*Dataset rows:*
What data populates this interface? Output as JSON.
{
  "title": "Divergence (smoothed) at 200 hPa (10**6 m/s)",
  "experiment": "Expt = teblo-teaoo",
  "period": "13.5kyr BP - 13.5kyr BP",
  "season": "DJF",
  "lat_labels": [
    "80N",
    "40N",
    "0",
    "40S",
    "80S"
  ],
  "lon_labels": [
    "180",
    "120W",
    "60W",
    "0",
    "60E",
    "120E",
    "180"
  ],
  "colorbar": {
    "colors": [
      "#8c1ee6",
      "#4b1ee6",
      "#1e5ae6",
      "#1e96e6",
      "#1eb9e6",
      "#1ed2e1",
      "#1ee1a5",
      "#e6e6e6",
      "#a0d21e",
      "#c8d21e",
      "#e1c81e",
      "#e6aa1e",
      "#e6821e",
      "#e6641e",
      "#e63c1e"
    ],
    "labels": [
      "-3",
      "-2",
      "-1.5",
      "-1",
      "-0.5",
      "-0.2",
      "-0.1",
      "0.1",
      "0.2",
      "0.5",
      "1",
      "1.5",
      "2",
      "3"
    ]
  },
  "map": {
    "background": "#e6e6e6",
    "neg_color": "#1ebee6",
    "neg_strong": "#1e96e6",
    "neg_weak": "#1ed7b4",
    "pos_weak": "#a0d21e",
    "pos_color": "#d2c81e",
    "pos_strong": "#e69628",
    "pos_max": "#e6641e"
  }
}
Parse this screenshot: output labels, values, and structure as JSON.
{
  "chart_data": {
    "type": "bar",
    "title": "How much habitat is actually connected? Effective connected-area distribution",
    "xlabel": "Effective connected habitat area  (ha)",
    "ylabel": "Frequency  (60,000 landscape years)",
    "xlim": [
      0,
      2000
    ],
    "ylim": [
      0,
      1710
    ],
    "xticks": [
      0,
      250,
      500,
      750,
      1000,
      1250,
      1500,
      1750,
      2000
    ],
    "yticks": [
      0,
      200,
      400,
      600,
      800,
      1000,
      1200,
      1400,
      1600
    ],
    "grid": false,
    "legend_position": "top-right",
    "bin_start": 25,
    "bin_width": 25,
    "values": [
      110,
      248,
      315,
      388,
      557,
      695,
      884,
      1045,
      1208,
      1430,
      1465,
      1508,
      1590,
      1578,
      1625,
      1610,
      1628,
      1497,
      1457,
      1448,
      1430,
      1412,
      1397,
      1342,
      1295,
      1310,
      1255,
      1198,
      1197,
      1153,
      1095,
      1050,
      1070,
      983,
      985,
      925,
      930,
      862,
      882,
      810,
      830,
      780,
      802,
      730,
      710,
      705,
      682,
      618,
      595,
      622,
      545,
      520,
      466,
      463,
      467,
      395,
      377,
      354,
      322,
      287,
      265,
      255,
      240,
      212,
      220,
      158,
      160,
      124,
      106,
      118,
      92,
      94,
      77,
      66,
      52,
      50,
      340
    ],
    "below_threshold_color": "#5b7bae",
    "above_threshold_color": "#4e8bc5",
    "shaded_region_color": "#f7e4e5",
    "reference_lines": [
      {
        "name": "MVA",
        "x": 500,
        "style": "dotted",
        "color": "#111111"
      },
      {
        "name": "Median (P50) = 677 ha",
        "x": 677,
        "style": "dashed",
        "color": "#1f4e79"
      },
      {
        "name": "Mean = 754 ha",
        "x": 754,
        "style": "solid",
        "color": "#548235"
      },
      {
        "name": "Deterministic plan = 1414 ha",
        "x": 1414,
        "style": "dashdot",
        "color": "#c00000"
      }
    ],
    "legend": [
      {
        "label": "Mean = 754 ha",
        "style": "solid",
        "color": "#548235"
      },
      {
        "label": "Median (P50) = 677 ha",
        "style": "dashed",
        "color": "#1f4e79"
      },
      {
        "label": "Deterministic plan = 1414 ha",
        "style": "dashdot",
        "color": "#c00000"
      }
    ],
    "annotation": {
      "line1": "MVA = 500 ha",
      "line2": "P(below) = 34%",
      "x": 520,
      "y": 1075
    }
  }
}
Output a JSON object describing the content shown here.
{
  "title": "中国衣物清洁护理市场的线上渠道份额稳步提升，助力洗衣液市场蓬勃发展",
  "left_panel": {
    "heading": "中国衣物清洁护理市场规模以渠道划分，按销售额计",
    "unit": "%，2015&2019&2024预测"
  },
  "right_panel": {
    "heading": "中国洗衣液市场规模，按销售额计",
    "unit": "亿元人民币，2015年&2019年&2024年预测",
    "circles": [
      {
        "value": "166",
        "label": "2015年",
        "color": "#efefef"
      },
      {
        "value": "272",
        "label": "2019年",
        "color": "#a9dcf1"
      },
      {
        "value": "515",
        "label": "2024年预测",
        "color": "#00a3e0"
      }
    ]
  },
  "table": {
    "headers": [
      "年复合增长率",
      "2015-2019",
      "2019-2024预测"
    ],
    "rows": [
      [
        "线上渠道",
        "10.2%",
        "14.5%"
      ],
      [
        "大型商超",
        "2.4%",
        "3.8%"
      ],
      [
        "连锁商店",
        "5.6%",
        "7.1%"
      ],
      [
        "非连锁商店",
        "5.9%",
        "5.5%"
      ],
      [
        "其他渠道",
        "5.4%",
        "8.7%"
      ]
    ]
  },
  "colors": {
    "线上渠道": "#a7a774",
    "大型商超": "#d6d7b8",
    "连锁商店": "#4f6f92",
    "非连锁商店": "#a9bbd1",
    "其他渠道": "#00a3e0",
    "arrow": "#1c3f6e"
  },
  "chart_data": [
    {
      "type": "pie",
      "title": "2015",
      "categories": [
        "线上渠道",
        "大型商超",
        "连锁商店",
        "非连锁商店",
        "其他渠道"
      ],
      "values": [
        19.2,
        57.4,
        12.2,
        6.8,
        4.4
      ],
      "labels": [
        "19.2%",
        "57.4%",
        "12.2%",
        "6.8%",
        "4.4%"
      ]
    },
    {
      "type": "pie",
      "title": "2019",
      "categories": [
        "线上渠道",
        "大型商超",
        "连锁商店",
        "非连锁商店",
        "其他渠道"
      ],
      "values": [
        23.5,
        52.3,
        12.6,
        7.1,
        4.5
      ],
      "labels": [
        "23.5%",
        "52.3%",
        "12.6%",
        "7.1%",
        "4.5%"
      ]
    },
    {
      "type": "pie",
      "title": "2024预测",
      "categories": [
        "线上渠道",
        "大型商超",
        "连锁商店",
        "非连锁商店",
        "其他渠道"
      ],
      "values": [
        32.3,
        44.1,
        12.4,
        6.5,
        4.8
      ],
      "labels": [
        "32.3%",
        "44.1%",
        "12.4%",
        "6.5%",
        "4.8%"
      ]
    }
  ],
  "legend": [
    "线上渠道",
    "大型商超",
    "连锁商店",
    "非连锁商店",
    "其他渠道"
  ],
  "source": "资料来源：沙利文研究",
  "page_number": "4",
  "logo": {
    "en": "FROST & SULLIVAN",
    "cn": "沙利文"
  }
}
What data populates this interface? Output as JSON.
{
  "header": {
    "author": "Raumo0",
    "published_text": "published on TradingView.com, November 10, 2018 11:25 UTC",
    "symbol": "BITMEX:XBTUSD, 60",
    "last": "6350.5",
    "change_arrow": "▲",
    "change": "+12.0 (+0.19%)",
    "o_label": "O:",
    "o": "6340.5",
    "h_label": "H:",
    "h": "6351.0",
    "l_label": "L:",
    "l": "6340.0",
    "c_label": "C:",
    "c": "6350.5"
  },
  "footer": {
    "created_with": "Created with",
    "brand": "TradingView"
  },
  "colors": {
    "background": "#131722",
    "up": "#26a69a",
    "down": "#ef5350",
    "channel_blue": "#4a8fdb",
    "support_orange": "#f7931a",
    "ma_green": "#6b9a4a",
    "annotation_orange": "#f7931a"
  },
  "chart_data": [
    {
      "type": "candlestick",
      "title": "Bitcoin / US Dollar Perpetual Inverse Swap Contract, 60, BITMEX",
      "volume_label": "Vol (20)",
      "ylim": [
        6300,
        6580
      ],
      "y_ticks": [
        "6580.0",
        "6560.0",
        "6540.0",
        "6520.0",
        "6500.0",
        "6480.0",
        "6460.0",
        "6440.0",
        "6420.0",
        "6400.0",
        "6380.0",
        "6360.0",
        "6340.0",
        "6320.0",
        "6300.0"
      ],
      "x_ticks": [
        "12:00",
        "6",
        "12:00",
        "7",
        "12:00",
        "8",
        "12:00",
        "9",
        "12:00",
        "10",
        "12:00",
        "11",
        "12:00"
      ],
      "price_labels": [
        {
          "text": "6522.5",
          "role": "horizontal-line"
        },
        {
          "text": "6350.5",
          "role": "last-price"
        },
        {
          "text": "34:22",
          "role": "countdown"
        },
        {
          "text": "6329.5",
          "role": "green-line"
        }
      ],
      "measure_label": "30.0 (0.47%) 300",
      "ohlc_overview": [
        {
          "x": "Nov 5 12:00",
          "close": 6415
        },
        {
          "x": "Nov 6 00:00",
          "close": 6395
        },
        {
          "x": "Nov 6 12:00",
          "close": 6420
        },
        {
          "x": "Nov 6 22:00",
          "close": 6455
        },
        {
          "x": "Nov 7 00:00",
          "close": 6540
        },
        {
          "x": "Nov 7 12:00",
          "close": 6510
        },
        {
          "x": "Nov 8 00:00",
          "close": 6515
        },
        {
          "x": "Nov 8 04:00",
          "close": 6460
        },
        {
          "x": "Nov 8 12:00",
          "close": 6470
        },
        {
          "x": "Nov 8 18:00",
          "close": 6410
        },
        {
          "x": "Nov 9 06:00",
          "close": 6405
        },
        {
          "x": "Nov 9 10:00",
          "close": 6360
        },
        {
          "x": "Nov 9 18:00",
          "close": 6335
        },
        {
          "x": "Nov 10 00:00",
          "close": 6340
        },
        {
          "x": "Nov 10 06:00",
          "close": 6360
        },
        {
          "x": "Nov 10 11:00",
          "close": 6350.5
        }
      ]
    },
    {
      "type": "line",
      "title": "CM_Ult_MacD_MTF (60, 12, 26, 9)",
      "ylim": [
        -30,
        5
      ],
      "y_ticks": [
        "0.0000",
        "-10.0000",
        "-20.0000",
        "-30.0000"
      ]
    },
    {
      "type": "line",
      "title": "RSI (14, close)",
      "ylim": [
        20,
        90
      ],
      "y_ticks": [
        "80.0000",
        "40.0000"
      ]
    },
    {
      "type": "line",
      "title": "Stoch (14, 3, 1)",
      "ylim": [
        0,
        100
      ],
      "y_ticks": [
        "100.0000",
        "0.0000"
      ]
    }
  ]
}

*To do:* Which lines include "plan"? Copy each of them out.

*Response for this exercise:*
        "name": "Deterministic plan = 1414 ha",
        "label": "Deterministic plan = 1414 ha",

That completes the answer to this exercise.